- [Task inputs]
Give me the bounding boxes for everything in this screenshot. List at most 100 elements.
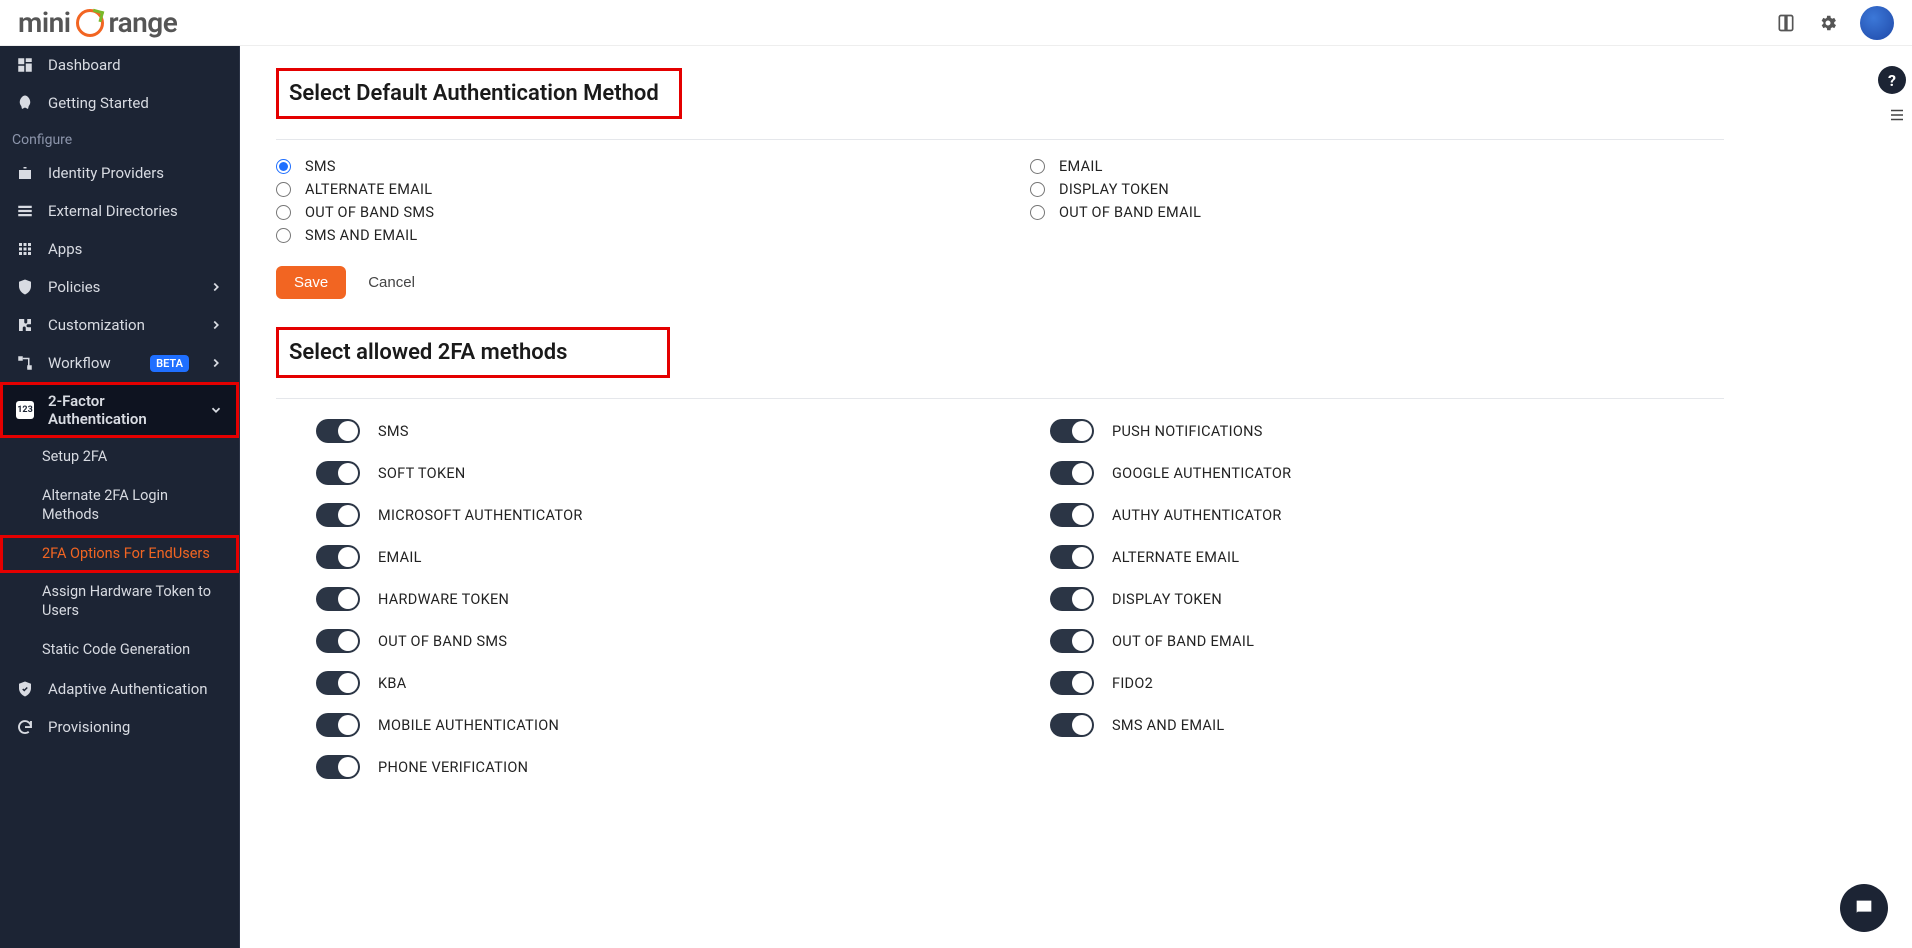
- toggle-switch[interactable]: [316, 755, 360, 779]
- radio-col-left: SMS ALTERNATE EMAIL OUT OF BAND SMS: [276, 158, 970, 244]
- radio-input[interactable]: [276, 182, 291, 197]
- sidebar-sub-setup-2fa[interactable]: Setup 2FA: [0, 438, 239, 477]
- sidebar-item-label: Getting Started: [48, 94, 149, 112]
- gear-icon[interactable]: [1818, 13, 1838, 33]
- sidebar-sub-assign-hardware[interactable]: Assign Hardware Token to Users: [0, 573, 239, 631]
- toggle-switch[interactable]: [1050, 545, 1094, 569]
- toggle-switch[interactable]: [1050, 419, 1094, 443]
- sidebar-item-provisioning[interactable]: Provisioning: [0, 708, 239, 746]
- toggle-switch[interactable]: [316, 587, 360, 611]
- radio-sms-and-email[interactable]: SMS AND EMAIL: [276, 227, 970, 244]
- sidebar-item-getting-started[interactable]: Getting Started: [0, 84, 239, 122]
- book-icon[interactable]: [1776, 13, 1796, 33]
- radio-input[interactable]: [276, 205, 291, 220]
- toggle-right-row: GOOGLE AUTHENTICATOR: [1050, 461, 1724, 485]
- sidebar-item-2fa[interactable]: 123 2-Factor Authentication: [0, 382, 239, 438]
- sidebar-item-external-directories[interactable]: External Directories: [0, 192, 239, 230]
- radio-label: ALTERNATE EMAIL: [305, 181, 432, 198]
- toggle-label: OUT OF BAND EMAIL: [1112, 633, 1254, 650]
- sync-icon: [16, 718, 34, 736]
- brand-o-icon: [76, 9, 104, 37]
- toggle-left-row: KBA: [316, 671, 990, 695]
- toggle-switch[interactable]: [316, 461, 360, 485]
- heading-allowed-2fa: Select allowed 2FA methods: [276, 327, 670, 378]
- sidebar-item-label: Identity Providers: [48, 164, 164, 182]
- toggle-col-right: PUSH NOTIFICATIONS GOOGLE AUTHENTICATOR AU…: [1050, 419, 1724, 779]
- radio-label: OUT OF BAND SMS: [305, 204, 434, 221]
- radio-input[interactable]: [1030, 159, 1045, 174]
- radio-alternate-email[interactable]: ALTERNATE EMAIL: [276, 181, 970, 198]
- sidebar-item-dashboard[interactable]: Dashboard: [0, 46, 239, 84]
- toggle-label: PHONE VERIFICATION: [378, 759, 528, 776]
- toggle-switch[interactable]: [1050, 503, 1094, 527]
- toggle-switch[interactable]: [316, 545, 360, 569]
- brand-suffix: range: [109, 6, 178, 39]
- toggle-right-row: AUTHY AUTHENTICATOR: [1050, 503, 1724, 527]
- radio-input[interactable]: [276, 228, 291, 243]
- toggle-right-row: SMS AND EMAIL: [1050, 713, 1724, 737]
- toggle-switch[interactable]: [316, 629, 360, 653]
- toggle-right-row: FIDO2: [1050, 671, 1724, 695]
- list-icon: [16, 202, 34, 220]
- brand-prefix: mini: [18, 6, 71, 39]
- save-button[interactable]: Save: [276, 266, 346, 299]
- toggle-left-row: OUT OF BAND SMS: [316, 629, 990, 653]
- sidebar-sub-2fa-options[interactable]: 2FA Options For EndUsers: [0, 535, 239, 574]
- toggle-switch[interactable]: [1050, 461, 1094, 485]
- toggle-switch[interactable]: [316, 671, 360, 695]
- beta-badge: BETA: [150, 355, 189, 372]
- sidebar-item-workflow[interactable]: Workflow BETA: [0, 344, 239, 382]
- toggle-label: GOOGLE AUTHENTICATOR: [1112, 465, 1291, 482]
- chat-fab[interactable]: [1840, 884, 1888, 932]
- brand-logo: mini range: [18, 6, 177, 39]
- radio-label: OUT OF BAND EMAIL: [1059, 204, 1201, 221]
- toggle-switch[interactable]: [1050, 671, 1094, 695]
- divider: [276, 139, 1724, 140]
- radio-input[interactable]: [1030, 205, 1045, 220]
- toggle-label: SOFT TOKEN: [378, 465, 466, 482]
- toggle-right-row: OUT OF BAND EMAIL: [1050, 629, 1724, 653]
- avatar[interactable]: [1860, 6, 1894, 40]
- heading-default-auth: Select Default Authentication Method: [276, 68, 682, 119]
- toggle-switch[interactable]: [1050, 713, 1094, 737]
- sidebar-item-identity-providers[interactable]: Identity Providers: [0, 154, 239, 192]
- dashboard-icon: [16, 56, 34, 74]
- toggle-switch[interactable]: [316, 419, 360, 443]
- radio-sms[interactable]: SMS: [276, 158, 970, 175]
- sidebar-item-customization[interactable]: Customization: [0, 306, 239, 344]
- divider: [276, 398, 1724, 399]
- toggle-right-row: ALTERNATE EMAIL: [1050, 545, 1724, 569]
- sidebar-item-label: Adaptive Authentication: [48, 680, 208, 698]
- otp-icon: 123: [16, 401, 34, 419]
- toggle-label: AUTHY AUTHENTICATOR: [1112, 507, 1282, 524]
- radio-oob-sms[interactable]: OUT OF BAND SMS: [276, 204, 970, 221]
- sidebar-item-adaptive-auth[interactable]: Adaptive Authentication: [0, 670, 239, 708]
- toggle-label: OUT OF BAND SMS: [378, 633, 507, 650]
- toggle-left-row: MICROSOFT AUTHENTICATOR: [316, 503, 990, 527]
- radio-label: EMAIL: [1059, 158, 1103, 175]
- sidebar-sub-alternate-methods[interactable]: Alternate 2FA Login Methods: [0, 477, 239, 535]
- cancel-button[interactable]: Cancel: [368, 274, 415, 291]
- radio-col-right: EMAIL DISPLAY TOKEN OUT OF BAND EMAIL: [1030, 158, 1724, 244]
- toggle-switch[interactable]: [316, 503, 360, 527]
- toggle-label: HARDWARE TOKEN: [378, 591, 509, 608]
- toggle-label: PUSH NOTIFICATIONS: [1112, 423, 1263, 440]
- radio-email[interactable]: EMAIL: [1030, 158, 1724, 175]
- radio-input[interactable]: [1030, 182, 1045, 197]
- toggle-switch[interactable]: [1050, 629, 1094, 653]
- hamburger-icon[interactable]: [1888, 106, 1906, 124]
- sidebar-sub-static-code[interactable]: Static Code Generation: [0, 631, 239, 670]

- [What the task asks] Return the rows from the line with "- toggle-switch[interactable]: [316, 755, 360, 779]" to the line with "- toggle-switch[interactable]: [1050, 419, 1094, 443]", both ends included, copied character for character.

- [Exercise result]
- toggle-switch[interactable]: [316, 755, 360, 779]
- radio-col-left: SMS ALTERNATE EMAIL OUT OF BAND SMS: [276, 158, 970, 244]
- radio-input[interactable]: [276, 182, 291, 197]
- sidebar-sub-setup-2fa[interactable]: Setup 2FA: [0, 438, 239, 477]
- sidebar-item-label: Getting Started: [48, 94, 149, 112]
- gear-icon[interactable]: [1818, 13, 1838, 33]
- sidebar-sub-assign-hardware[interactable]: Assign Hardware Token to Users: [0, 573, 239, 631]
- toggle-switch[interactable]: [1050, 545, 1094, 569]
- toggle-switch[interactable]: [1050, 419, 1094, 443]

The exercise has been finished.